> [STATED PROBLEM]: Find out how many lines of the material contain the string "população" and give only that figure.

Data tied to figure images
------------------------------------------------

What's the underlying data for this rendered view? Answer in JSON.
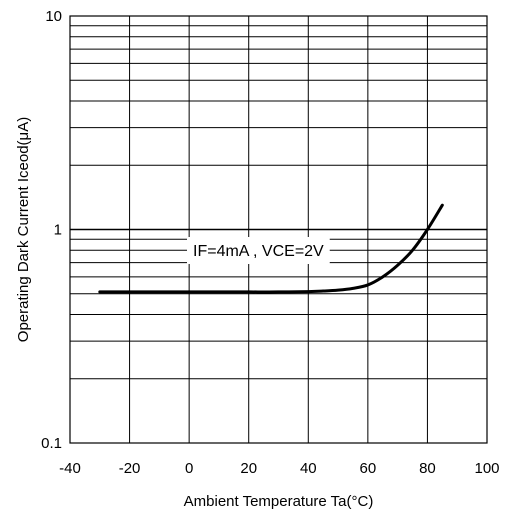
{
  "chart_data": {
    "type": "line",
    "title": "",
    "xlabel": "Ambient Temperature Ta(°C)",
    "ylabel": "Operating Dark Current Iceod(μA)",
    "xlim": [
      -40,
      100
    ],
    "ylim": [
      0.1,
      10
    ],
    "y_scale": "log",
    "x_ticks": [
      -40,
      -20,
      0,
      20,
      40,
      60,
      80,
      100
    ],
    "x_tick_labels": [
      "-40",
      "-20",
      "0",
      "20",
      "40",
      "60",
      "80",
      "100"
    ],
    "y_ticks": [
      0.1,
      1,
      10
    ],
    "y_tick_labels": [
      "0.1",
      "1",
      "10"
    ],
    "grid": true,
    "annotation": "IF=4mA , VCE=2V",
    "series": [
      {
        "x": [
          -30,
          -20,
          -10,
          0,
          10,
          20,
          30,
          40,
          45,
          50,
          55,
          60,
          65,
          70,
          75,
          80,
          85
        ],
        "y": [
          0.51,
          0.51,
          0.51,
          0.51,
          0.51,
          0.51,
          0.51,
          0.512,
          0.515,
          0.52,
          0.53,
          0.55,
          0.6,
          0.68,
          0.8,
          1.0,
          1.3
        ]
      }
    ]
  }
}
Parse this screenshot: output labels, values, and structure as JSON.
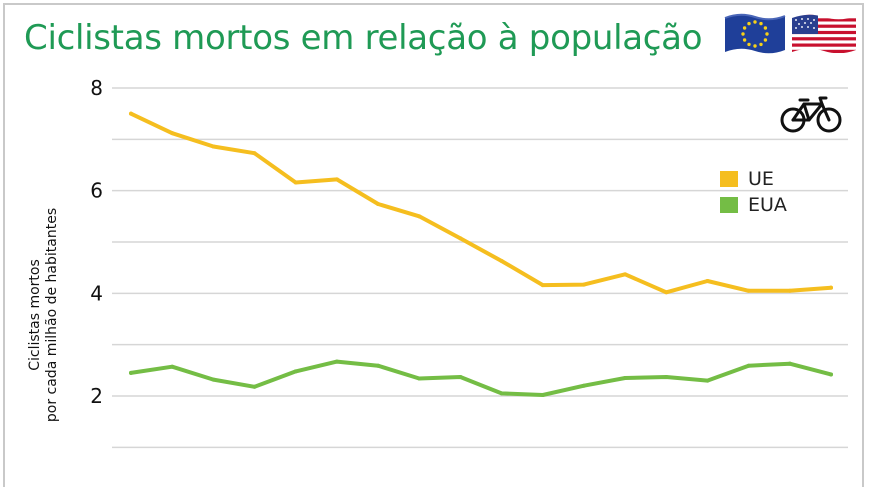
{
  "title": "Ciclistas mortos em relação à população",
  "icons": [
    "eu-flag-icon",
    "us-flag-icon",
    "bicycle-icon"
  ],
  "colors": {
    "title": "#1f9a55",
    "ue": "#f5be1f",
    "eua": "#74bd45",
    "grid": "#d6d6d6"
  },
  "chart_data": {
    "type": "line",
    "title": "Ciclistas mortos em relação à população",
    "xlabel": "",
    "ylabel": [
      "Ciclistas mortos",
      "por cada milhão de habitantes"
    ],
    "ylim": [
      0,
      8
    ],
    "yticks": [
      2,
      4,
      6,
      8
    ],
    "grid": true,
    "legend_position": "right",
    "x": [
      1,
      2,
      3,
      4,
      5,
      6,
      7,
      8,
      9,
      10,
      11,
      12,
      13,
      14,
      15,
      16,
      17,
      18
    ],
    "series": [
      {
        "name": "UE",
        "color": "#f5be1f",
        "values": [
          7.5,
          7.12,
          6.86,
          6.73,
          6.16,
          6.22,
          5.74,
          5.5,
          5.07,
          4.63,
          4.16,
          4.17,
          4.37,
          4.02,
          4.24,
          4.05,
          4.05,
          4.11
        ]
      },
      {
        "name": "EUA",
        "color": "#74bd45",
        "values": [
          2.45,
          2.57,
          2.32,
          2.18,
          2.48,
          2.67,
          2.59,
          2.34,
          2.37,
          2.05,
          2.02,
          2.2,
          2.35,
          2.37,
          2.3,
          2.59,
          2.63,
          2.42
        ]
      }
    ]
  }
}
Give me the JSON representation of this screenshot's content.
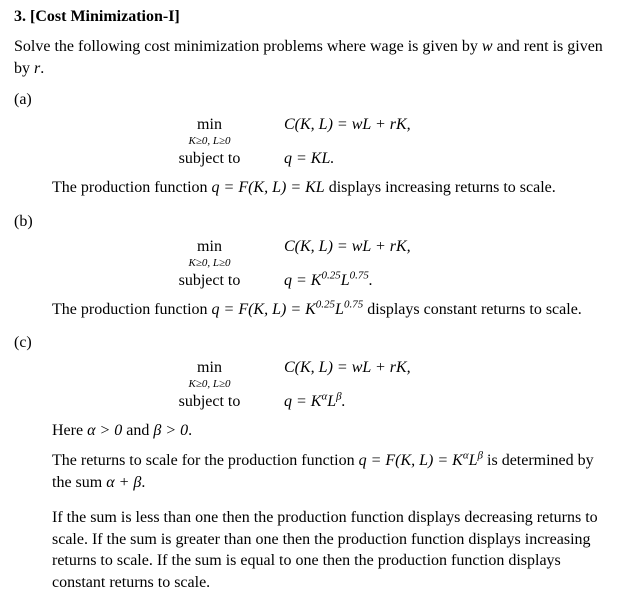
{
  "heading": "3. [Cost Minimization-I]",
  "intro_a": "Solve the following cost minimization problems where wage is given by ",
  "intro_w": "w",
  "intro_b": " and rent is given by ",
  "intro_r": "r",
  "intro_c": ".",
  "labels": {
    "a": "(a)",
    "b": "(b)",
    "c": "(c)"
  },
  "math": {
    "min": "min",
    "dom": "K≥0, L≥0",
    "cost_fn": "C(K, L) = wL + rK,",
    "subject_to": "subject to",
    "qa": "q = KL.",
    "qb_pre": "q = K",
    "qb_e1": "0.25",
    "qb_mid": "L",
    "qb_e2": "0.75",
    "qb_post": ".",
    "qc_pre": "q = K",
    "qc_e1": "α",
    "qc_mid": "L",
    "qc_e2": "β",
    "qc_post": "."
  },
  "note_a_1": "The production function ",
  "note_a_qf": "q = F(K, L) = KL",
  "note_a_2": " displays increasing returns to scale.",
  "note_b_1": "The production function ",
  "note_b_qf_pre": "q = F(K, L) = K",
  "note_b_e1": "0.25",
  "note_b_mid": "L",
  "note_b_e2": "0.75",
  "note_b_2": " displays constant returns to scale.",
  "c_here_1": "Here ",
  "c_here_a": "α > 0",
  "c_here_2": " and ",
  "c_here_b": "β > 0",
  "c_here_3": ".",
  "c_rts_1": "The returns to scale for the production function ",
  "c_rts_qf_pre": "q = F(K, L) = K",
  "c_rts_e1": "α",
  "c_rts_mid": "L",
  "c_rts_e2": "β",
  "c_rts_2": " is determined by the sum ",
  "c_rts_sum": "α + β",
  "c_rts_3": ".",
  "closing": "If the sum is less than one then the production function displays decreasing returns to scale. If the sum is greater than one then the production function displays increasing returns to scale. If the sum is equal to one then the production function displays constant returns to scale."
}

------------------------------------------------

> [TASK SOLUTION]: 2